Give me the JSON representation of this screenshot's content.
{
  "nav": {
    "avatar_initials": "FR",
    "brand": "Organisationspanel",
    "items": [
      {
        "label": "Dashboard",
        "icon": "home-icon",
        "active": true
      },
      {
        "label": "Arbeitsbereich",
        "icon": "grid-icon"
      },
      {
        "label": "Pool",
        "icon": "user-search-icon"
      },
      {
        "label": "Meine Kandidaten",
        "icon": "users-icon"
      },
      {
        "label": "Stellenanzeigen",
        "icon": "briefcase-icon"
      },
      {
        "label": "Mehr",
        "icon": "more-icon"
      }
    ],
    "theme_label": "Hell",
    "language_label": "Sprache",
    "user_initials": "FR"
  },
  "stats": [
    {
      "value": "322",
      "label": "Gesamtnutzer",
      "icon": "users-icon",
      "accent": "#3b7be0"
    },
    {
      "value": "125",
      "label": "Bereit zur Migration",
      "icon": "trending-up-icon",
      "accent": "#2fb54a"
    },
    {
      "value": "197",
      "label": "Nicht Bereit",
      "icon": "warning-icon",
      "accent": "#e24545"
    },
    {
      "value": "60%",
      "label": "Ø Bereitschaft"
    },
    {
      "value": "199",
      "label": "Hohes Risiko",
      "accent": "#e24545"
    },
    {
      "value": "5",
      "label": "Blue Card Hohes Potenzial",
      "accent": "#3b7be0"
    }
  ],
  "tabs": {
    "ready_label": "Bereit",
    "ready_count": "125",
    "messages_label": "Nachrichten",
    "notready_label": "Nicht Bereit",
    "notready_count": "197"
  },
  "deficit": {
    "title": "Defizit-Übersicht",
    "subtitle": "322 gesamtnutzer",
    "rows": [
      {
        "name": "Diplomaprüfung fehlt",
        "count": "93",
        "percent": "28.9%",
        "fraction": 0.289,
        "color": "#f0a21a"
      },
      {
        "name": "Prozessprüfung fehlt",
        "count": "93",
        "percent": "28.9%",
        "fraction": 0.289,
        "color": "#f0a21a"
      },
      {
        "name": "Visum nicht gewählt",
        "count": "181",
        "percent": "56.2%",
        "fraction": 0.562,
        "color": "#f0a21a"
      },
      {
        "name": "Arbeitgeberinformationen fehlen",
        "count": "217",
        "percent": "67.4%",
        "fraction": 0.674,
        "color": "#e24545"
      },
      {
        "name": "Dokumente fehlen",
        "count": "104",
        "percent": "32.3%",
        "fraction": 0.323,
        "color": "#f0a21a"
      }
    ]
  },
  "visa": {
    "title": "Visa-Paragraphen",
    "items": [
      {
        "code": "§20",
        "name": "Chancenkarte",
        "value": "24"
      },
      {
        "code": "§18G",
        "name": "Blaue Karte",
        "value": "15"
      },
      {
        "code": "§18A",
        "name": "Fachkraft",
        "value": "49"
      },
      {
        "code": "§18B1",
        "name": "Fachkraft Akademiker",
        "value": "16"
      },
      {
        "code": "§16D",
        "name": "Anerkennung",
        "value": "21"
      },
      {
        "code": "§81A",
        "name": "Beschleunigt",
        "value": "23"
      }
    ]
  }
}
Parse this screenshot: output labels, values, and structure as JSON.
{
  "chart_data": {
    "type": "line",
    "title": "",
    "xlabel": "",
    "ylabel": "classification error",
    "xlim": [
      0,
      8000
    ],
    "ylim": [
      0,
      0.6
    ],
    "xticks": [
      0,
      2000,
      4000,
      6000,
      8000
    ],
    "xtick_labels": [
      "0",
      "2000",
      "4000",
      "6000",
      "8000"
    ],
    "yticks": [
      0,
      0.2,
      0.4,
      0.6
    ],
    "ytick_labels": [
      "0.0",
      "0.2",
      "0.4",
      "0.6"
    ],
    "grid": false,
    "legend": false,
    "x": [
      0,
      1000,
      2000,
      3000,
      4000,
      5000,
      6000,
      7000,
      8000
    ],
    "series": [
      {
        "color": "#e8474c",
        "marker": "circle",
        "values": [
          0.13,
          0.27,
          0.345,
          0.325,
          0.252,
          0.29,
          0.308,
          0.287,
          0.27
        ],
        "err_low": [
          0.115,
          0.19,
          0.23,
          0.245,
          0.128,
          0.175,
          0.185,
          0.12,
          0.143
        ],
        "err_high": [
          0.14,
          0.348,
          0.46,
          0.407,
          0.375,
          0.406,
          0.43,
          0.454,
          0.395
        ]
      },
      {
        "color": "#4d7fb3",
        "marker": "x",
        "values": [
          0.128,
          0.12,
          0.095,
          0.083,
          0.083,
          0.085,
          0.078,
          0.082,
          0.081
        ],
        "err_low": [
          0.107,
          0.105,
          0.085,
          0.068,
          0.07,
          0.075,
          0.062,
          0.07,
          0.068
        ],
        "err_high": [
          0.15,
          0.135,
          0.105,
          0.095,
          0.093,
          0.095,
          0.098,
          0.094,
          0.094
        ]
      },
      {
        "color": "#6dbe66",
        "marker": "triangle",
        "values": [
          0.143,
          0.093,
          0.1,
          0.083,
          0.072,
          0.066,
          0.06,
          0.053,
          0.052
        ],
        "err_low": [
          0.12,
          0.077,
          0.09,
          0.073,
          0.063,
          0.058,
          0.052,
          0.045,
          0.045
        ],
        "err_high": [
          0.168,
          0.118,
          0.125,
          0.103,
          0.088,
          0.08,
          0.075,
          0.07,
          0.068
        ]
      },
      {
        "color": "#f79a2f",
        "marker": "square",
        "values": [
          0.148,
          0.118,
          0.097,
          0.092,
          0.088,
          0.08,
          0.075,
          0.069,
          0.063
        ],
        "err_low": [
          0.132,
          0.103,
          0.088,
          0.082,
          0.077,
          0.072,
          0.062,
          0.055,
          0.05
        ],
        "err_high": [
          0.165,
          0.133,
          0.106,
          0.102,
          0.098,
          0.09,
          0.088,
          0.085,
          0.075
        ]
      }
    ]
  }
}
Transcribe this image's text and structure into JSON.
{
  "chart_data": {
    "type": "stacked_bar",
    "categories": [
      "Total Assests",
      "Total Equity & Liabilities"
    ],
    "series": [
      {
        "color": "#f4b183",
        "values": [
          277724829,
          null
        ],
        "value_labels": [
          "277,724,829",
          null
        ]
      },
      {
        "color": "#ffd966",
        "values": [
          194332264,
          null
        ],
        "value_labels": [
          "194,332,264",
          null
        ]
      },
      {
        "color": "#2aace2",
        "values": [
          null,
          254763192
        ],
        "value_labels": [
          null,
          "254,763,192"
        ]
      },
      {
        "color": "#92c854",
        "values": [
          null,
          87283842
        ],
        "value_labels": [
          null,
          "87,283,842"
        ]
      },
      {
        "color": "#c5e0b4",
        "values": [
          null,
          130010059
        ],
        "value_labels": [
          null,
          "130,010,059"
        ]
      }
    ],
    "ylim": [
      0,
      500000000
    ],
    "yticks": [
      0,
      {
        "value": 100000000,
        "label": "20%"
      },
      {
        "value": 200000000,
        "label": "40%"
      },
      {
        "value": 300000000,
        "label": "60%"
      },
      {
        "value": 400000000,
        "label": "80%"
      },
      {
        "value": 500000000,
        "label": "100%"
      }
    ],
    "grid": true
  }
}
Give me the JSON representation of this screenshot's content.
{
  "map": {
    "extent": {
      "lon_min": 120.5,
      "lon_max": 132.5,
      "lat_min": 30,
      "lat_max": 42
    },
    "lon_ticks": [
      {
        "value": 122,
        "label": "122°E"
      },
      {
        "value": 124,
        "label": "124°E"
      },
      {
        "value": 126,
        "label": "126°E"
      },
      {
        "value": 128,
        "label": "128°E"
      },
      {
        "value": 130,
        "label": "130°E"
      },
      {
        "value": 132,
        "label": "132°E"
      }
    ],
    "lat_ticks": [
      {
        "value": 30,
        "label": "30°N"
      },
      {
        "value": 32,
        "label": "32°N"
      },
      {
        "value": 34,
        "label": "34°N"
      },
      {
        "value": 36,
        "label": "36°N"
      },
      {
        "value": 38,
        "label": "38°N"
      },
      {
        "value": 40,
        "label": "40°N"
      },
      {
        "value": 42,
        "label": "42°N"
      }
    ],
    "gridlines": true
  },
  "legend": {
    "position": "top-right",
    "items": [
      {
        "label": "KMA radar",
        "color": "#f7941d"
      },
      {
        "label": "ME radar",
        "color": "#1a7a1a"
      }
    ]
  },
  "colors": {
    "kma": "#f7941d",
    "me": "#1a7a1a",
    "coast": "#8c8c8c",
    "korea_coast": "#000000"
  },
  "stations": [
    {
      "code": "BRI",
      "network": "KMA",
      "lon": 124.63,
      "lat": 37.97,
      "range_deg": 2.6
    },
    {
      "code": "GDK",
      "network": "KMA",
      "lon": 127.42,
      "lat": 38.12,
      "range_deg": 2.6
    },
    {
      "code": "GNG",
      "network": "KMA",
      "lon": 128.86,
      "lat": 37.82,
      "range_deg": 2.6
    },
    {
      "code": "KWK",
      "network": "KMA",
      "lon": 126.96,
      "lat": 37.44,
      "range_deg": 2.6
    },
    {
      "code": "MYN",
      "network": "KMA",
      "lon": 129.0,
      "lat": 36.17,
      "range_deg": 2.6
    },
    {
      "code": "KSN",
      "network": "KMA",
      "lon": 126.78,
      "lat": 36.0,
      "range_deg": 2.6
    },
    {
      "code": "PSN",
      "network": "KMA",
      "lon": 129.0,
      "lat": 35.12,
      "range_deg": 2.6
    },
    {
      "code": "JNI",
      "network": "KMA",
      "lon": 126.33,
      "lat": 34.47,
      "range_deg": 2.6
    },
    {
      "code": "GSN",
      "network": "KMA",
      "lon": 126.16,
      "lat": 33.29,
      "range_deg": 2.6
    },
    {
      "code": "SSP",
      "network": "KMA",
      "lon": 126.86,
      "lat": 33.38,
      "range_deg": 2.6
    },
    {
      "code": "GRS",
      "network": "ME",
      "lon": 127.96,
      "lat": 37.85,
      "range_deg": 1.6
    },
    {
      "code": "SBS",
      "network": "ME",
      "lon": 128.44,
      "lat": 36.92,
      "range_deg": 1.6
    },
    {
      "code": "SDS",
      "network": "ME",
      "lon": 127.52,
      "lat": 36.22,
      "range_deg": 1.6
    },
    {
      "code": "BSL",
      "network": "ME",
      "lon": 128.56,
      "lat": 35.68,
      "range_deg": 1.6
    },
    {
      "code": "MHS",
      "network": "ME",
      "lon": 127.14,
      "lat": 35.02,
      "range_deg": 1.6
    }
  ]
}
━━━━━━━━━━━━━━━━━━━━━━━━━━━━━━
Copy in full each line that holds the word "Total".

→ **Answer to the exercise**:
      "Total Assests",
      "Total Equity & Liabilities"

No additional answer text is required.